* Begin Exercise data *

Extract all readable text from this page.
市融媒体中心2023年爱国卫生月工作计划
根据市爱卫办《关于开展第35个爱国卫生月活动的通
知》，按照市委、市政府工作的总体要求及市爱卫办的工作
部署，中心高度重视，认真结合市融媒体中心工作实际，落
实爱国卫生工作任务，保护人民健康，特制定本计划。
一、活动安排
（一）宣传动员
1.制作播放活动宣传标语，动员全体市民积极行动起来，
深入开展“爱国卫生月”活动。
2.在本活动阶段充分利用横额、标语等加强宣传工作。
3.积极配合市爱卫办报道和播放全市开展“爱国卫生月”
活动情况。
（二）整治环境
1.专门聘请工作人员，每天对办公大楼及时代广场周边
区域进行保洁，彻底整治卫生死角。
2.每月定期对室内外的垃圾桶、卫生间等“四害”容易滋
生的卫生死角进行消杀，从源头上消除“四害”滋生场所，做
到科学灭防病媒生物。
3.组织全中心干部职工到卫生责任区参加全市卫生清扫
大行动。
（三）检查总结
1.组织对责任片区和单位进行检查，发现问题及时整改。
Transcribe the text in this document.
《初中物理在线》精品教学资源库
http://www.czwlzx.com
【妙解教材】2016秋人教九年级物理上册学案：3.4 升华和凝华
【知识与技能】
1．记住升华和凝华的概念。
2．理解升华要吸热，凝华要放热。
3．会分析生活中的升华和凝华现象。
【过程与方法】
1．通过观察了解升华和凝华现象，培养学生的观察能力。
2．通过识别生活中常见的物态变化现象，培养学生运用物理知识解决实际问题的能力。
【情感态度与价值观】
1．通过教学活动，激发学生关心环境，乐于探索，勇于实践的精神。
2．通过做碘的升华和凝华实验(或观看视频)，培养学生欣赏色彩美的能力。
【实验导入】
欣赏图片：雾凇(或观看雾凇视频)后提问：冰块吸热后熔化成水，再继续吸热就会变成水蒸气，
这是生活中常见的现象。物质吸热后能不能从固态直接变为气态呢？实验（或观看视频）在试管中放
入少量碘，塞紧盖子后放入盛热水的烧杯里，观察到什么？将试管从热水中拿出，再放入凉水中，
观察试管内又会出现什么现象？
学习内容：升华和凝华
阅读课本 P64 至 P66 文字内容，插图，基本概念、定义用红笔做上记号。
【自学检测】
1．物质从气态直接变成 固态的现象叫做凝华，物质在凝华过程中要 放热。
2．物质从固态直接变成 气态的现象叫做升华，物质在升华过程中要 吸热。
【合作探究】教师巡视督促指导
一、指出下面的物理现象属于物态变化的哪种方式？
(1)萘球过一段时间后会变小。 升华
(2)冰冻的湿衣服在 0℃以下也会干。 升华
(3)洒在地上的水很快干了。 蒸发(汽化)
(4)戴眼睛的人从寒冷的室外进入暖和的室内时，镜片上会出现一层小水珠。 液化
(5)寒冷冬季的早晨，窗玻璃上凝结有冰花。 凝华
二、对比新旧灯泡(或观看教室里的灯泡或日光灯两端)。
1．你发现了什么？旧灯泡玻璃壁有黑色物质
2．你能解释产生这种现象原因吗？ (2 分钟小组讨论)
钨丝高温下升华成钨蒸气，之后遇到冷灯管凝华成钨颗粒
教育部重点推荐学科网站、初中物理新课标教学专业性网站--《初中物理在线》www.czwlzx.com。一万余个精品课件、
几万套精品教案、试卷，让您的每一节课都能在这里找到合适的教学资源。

* End Exercise data *

# [What you should do]
Each line above is to be repeated exactly.

# [Result for this exercise]
Extract all readable text from this page.
市融媒体中心2023年爱国卫生月工作计划
根据市爱卫办《关于开展第35个爱国卫生月活动的通
知》，按照市委、市政府工作的总体要求及市爱卫办的工作
部署，中心高度重视，认真结合市融媒体中心工作实际，落
实爱国卫生工作任务，保护人民健康，特制定本计划。
一、活动安排
（一）宣传动员
1.制作播放活动宣传标语，动员全体市民积极行动起来，
深入开展“爱国卫生月”活动。
2.在本活动阶段充分利用横额、标语等加强宣传工作。
3.积极配合市爱卫办报道和播放全市开展“爱国卫生月”
活动情况。
（二）整治环境
1.专门聘请工作人员，每天对办公大楼及时代广场周边
区域进行保洁，彻底整治卫生死角。
2.每月定期对室内外的垃圾桶、卫生间等“四害”容易滋
生的卫生死角进行消杀，从源头上消除“四害”滋生场所，做
到科学灭防病媒生物。
3.组织全中心干部职工到卫生责任区参加全市卫生清扫
大行动。
（三）检查总结
1.组织对责任片区和单位进行检查，发现问题及时整改。
Transcribe the text in this document.
《初中物理在线》精品教学资源库
http://www.czwlzx.com
【妙解教材】2016秋人教九年级物理上册学案：3.4 升华和凝华
【知识与技能】
1．记住升华和凝华的概念。
2．理解升华要吸热，凝华要放热。
3．会分析生活中的升华和凝华现象。
【过程与方法】
1．通过观察了解升华和凝华现象，培养学生的观察能力。
2．通过识别生活中常见的物态变化现象，培养学生运用物理知识解决实际问题的能力。
【情感态度与价值观】
1．通过教学活动，激发学生关心环境，乐于探索，勇于实践的精神。
2．通过做碘的升华和凝华实验(或观看视频)，培养学生欣赏色彩美的能力。
【实验导入】
欣赏图片：雾凇(或观看雾凇视频)后提问：冰块吸热后熔化成水，再继续吸热就会变成水蒸气，
这是生活中常见的现象。物质吸热后能不能从固态直接变为气态呢？实验（或观看视频）在试管中放
入少量碘，塞紧盖子后放入盛热水的烧杯里，观察到什么？将试管从热水中拿出，再放入凉水中，
观察试管内又会出现什么现象？
学习内容：升华和凝华
阅读课本 P64 至 P66 文字内容，插图，基本概念、定义用红笔做上记号。
【自学检测】
1．物质从气态直接变成 固态的现象叫做凝华，物质在凝华过程中要 放热。
2．物质从固态直接变成 气态的现象叫做升华，物质在升华过程中要 吸热。
【合作探究】教师巡视督促指导
一、指出下面的物理现象属于物态变化的哪种方式？
(1)萘球过一段时间后会变小。 升华
(2)冰冻的湿衣服在 0℃以下也会干。 升华
(3)洒在地上的水很快干了。 蒸发(汽化)
(4)戴眼睛的人从寒冷的室外进入暖和的室内时，镜片上会出现一层小水珠。 液化
(5)寒冷冬季的早晨，窗玻璃上凝结有冰花。 凝华
二、对比新旧灯泡(或观看教室里的灯泡或日光灯两端)。
1．你发现了什么？旧灯泡玻璃壁有黑色物质
2．你能解释产生这种现象原因吗？ (2 分钟小组讨论)
钨丝高温下升华成钨蒸气，之后遇到冷灯管凝华成钨颗粒
教育部重点推荐学科网站、初中物理新课标教学专业性网站--《初中物理在线》www.czwlzx.com。一万余个精品课件、
几万套精品教案、试卷，让您的每一节课都能在这里找到合适的教学资源。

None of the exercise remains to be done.